Set problem: Report how many lines contain the word "when", with no other text.

[Stored records]
BEGIN

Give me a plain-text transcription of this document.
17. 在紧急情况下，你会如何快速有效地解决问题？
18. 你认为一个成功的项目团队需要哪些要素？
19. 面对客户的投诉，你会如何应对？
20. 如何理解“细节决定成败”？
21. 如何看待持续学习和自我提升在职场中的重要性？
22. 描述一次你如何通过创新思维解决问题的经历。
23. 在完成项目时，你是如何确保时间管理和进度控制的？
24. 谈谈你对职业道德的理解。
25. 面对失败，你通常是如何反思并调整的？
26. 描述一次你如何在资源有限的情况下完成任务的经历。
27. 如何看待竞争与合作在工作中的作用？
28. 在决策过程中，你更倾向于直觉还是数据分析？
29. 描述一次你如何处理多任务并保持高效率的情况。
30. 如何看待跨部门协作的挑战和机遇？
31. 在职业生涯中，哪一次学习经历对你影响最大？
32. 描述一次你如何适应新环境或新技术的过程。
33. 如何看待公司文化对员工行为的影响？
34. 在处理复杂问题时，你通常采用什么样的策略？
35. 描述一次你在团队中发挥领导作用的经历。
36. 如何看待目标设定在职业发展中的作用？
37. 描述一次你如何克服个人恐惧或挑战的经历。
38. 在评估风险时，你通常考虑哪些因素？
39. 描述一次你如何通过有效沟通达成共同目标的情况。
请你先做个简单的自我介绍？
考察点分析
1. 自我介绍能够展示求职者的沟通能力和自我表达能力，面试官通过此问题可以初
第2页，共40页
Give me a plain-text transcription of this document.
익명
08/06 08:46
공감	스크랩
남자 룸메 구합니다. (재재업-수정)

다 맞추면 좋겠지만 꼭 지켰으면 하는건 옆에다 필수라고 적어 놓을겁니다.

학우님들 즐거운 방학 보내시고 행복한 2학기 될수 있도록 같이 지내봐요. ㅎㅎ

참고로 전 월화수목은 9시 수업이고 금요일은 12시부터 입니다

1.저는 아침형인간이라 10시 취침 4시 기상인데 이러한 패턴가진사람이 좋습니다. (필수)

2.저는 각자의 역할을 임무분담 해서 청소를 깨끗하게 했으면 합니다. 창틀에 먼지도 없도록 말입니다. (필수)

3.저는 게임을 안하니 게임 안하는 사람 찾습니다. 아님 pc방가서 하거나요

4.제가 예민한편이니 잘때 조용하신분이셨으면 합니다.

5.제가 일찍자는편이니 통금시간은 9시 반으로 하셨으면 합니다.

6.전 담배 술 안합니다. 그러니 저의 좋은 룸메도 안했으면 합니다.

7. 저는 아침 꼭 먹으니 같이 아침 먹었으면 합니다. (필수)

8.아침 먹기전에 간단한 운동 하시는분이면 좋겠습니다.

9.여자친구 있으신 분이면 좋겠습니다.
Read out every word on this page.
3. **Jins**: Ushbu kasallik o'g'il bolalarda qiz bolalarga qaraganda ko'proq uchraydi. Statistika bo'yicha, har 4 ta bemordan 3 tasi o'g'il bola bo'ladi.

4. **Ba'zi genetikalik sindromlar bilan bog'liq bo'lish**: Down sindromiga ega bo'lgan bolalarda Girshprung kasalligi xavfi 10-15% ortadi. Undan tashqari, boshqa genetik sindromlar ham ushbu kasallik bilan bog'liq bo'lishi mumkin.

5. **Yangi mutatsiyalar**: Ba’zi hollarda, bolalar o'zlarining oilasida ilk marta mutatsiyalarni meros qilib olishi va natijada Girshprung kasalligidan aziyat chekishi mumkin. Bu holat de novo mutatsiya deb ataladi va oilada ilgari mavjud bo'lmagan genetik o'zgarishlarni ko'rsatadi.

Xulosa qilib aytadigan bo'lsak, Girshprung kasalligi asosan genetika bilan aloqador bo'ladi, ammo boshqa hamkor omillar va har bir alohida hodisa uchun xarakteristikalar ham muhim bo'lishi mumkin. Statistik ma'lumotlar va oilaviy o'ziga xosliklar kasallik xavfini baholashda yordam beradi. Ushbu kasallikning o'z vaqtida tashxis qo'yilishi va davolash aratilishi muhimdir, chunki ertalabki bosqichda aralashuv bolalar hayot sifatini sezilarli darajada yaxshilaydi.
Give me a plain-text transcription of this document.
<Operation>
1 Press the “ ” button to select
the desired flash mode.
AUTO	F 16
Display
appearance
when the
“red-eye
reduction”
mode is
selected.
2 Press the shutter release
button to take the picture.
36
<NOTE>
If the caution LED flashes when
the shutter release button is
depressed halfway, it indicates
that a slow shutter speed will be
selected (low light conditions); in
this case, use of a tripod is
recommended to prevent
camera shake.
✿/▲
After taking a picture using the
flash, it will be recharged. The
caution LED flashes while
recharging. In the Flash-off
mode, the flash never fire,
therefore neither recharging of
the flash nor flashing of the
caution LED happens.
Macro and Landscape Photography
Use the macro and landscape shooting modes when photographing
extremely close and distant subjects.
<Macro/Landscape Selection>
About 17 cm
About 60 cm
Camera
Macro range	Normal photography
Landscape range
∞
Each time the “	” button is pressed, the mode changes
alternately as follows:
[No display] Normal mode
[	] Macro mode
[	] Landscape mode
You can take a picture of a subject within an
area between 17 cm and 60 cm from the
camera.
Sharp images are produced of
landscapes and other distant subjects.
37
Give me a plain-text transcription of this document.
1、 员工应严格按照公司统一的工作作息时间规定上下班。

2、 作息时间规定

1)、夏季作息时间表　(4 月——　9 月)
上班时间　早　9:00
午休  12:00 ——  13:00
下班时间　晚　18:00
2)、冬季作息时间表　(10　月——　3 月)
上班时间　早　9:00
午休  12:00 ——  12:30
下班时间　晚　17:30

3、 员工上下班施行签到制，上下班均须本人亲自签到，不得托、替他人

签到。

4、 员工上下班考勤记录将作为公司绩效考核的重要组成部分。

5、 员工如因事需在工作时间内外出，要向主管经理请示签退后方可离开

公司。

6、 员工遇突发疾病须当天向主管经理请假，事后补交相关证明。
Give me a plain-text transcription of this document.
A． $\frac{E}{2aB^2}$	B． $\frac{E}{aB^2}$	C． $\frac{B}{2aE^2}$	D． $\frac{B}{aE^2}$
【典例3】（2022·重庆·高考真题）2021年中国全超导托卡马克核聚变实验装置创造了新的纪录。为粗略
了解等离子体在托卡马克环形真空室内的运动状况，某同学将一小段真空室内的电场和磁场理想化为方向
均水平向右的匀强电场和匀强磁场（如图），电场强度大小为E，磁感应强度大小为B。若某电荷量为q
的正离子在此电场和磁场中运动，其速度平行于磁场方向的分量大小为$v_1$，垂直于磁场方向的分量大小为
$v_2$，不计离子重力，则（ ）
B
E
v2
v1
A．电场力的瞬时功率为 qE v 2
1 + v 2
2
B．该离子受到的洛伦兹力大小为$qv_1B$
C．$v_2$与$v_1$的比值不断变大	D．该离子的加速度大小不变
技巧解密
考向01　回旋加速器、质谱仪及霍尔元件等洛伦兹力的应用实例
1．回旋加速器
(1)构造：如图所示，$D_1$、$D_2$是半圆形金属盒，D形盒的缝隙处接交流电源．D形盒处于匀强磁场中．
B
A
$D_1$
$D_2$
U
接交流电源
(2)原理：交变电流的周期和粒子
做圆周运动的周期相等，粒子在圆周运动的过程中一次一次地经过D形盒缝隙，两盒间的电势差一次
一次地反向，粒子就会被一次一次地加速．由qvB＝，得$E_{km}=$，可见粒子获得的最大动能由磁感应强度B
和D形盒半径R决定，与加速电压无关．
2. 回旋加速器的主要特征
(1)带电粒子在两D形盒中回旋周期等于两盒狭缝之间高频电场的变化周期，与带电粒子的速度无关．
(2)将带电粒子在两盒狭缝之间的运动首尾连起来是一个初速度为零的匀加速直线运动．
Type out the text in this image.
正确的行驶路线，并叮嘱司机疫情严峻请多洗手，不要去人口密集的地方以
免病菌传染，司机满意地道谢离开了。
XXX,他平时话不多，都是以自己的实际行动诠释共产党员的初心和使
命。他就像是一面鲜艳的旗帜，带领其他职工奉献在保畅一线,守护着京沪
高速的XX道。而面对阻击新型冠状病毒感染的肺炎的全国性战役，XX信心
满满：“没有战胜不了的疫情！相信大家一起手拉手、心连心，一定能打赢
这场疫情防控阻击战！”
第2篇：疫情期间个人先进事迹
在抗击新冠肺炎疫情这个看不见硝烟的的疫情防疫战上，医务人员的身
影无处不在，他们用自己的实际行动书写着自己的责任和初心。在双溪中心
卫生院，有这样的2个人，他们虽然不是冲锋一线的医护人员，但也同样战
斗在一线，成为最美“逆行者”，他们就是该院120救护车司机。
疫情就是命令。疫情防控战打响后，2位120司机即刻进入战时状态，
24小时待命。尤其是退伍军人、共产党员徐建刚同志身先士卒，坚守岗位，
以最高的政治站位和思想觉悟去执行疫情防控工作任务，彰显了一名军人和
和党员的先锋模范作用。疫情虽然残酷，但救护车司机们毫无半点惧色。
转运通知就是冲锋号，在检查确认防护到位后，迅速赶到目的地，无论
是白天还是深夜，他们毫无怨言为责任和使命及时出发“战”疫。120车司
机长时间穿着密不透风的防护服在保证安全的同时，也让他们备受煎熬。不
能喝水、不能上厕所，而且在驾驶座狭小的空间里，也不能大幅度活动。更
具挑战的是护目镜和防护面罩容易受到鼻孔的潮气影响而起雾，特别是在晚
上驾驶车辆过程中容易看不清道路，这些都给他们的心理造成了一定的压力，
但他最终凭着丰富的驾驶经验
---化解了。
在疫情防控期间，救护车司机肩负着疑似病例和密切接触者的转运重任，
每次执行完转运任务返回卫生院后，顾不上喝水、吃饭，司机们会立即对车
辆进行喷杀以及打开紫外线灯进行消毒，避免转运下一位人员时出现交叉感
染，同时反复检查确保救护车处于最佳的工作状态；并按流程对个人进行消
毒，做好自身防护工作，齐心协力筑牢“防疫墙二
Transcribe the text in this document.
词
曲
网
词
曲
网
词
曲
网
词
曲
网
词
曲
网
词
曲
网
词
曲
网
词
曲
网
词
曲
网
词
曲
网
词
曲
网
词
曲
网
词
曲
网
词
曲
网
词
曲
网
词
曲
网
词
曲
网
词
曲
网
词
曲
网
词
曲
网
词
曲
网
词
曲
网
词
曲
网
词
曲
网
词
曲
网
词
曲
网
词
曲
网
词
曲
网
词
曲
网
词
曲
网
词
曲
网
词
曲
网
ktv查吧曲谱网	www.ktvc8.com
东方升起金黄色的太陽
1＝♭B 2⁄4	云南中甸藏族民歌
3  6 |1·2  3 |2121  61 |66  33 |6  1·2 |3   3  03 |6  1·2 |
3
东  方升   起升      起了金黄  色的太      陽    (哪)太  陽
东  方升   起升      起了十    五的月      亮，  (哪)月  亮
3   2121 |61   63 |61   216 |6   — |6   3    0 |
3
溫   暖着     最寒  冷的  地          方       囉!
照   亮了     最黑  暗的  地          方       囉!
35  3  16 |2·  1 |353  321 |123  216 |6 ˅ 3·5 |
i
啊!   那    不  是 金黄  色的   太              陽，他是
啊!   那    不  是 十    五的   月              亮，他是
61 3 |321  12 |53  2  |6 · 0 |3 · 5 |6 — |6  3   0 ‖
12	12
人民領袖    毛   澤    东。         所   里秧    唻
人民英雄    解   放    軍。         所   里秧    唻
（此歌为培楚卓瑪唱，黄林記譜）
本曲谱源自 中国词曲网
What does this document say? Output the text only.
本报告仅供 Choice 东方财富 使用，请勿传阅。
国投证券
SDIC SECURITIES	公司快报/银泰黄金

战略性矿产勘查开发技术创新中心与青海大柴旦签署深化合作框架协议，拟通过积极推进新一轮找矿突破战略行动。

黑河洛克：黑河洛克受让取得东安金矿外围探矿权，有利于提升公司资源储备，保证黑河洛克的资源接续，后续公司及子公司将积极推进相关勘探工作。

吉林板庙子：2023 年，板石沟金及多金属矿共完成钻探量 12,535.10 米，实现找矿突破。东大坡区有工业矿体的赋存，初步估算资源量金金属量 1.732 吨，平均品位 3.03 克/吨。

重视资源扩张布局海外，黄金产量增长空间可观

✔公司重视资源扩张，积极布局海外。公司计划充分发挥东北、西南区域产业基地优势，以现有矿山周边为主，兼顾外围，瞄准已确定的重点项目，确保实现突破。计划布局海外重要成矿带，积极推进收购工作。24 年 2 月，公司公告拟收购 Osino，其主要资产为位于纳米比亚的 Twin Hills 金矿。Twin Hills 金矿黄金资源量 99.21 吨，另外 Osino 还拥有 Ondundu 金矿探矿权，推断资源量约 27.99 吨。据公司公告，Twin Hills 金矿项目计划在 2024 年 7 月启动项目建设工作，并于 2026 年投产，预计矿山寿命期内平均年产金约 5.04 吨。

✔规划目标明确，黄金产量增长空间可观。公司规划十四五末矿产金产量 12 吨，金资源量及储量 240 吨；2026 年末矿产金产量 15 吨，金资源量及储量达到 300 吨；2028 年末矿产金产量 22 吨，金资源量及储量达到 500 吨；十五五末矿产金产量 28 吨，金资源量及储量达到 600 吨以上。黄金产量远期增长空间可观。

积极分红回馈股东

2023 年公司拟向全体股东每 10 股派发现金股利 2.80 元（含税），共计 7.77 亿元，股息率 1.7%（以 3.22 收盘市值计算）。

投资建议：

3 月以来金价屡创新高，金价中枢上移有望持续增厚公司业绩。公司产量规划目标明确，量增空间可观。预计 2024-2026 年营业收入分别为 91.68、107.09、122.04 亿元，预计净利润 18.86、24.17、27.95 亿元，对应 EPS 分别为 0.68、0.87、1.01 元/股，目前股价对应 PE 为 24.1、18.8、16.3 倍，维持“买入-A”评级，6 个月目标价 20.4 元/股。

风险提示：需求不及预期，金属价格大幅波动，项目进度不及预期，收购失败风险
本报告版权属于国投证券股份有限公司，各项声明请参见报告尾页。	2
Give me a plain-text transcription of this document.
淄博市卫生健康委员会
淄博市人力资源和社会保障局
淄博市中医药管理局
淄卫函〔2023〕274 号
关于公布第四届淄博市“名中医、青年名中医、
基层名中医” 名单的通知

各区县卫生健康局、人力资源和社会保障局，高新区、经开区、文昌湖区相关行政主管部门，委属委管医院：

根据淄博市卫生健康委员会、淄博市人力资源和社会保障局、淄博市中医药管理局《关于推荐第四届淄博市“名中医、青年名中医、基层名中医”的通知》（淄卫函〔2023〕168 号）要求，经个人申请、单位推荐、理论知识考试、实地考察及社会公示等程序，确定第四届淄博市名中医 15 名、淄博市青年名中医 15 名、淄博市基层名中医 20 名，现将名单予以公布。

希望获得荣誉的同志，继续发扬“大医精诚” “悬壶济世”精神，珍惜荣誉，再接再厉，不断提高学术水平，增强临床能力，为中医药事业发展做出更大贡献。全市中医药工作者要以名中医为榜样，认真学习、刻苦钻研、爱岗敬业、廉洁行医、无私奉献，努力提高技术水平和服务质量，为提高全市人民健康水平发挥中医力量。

END

Complete answer: 3